GIVEN INFORMATION:
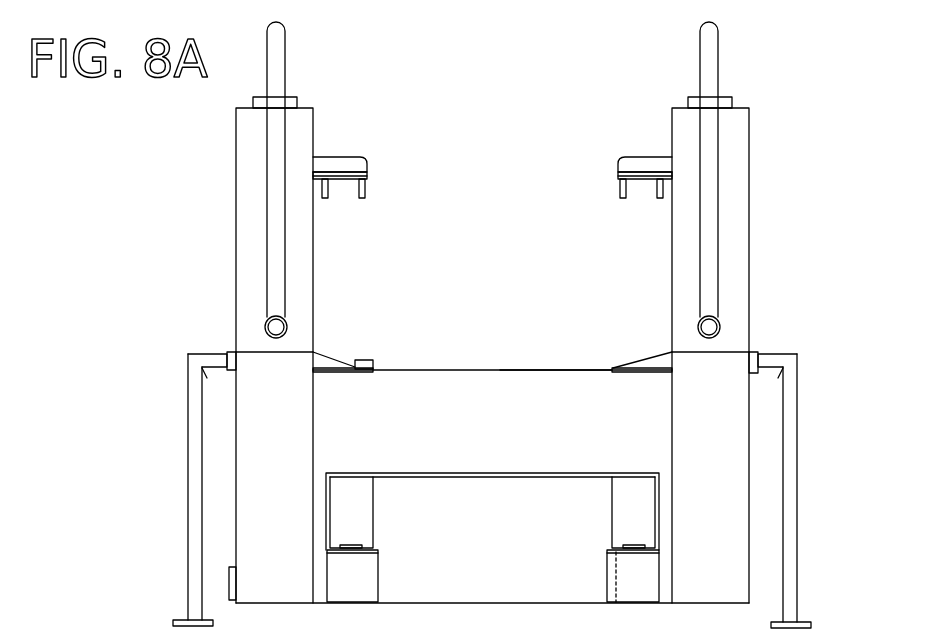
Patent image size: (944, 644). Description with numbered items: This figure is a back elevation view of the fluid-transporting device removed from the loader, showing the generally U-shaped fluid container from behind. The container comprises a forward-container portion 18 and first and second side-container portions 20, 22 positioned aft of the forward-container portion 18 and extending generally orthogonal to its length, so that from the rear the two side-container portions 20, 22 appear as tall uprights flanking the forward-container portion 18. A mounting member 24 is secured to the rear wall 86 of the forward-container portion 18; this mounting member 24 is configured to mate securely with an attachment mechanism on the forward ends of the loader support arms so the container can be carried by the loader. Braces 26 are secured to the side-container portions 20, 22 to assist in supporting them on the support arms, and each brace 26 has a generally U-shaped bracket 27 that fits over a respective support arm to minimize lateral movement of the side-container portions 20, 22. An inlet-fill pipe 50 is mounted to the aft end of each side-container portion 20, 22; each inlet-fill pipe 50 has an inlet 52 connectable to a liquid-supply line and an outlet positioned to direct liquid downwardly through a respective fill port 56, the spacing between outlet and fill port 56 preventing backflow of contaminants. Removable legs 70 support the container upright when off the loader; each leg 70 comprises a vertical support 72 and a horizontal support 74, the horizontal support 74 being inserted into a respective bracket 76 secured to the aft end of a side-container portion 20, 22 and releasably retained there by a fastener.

The forward-container portion 18 is at (447, 384).
The first side-container portion 20 is at (750, 212).
The second side-container portion 22 is at (315, 262).
The mounting member 24 is at (497, 474).
The brace 26 is at (340, 165).
The U-shaped bracket 27 is at (366, 186).
The inlet-fill pipe 50 is at (268, 232).
The inlet 52 is at (266, 322).
The fill port 56 is at (297, 101).
The leg 70 is at (192, 522).
The vertical support 72 is at (192, 446).
The horizontal support 74 is at (207, 353).
The bracket 76 is at (228, 352).
The rear wall 86 is at (558, 384).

WHAT TO WORK ON: Pull every line of text from the data above and reproduce it word for word, leaving out the pictures.

OUTPUT OF THE TASK:
Patent image size: (944, 644). Description with numbered items: This figure is a back elevation view of the fluid-transporting device removed from the loader, showing the generally U-shaped fluid container from behind. The container comprises a forward-container portion 18 and first and second side-container portions 20, 22 positioned aft of the forward-container portion 18 and extending generally orthogonal to its length, so that from the rear the two side-container portions 20, 22 appear as tall uprights flanking the forward-container portion 18. A mounting member 24 is secured to the rear wall 86 of the forward-container portion 18; this mounting member 24 is configured to mate securely with an attachment mechanism on the forward ends of the loader support arms so the container can be carried by the loader. Braces 26 are secured to the side-container portions 20, 22 to assist in supporting them on the support arms, and each brace 26 has a generally U-shaped bracket 27 that fits over a respective support arm to minimize lateral movement of the side-container portions 20, 22. An inlet-fill pipe 50 is mounted to the aft end of each side-container portion 20, 22; each inlet-fill pipe 50 has an inlet 52 connectable to a liquid-supply line and an outlet positioned to direct liquid downwardly through a respective fill port 56, the spacing between outlet and fill port 56 preventing backflow of contaminants. Removable legs 70 support the container upright when off the loader; each leg 70 comprises a vertical support 72 and a horizontal support 74, the horizontal support 74 being inserted into a respective bracket 76 secured to the aft end of a side-container portion 20, 22 and releasably retained there by a fastener.

The forward-container portion 18 is at (447, 384).
The first side-container portion 20 is at (750, 212).
The second side-container portion 22 is at (315, 262).
The mounting member 24 is at (497, 474).
The brace 26 is at (340, 165).
The U-shaped bracket 27 is at (366, 186).
The inlet-fill pipe 50 is at (268, 232).
The inlet 52 is at (266, 322).
The fill port 56 is at (297, 101).
The leg 70 is at (192, 522).
The vertical support 72 is at (192, 446).
The horizontal support 74 is at (207, 353).
The bracket 76 is at (228, 352).
The rear wall 86 is at (558, 384).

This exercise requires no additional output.